● Written exercise: Find how many lines contain the word "color" and state that number alone.

● Material to process:
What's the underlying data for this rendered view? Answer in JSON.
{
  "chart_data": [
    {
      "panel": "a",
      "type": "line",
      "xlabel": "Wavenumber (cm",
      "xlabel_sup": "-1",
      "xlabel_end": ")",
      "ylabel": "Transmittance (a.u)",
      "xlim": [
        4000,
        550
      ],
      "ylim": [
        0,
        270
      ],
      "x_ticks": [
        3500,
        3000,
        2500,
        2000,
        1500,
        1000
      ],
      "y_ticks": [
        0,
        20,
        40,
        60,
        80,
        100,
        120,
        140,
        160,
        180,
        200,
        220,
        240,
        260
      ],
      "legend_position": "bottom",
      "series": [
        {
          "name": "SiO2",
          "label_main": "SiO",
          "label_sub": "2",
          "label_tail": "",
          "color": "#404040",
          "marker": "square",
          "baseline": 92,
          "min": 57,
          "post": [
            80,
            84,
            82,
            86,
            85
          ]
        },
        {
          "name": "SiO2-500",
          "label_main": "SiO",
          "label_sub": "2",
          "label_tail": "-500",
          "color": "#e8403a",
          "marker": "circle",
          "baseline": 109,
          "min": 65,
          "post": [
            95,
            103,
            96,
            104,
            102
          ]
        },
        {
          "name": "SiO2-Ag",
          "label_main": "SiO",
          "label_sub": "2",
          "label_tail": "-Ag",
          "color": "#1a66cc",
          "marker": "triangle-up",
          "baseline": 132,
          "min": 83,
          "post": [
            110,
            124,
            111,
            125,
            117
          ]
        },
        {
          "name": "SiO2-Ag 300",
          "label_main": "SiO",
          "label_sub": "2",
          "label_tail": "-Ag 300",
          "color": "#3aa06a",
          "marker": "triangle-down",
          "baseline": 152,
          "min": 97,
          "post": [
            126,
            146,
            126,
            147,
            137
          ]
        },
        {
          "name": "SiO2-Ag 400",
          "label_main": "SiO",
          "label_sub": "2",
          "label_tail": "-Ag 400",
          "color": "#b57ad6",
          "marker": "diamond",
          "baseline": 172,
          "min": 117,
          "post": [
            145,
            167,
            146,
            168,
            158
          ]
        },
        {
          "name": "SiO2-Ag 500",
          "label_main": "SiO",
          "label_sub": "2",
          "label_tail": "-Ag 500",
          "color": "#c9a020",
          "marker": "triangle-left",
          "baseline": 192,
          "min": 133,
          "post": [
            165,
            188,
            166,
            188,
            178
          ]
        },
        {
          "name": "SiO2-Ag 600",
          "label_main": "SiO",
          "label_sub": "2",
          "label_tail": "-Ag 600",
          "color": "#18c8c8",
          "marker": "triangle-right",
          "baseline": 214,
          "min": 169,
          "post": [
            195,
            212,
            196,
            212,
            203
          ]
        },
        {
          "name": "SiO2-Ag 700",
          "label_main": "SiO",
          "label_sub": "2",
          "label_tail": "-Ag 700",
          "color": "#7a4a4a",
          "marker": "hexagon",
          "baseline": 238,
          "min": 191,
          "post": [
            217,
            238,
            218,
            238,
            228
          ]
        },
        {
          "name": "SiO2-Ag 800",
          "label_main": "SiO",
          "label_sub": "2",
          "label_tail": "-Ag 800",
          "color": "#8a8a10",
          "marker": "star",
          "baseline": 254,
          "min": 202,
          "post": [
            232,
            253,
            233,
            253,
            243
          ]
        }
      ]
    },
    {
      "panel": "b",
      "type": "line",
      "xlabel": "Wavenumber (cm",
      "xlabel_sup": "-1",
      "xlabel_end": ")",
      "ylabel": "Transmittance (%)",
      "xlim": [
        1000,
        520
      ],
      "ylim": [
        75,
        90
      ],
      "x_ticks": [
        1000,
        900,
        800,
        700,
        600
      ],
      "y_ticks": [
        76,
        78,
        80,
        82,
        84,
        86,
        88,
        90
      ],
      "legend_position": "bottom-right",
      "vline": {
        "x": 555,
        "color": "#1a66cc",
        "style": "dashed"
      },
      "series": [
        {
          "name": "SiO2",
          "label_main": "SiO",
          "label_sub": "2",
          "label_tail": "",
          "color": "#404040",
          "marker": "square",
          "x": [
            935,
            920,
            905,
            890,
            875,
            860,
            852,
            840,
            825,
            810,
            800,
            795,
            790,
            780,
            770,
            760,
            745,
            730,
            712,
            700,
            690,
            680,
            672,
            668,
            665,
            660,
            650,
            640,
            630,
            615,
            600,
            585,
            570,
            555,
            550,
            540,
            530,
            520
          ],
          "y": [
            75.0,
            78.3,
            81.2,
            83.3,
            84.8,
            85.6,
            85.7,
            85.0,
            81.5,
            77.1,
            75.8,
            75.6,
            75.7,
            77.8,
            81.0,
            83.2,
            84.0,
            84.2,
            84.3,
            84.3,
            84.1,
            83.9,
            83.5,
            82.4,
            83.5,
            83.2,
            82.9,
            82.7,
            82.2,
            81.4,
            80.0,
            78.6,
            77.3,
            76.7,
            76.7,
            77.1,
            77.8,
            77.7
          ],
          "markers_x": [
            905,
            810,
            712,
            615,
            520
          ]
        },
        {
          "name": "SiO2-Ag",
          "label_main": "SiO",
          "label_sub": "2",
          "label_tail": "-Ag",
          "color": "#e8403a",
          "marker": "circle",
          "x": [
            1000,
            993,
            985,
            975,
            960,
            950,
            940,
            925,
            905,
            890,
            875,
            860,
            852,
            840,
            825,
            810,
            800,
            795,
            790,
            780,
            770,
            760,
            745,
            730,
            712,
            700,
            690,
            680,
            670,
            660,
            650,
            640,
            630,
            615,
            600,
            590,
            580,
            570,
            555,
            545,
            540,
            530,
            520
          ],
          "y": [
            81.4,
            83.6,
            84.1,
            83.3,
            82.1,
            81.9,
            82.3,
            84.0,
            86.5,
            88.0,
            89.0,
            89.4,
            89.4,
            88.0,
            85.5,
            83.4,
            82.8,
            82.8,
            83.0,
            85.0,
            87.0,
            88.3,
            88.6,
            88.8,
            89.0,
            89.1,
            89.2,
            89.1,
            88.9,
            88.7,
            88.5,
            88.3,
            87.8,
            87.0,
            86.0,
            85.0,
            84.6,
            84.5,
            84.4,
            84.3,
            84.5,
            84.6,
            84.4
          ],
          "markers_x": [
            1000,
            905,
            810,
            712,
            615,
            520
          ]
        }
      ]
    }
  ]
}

● Task answer: 12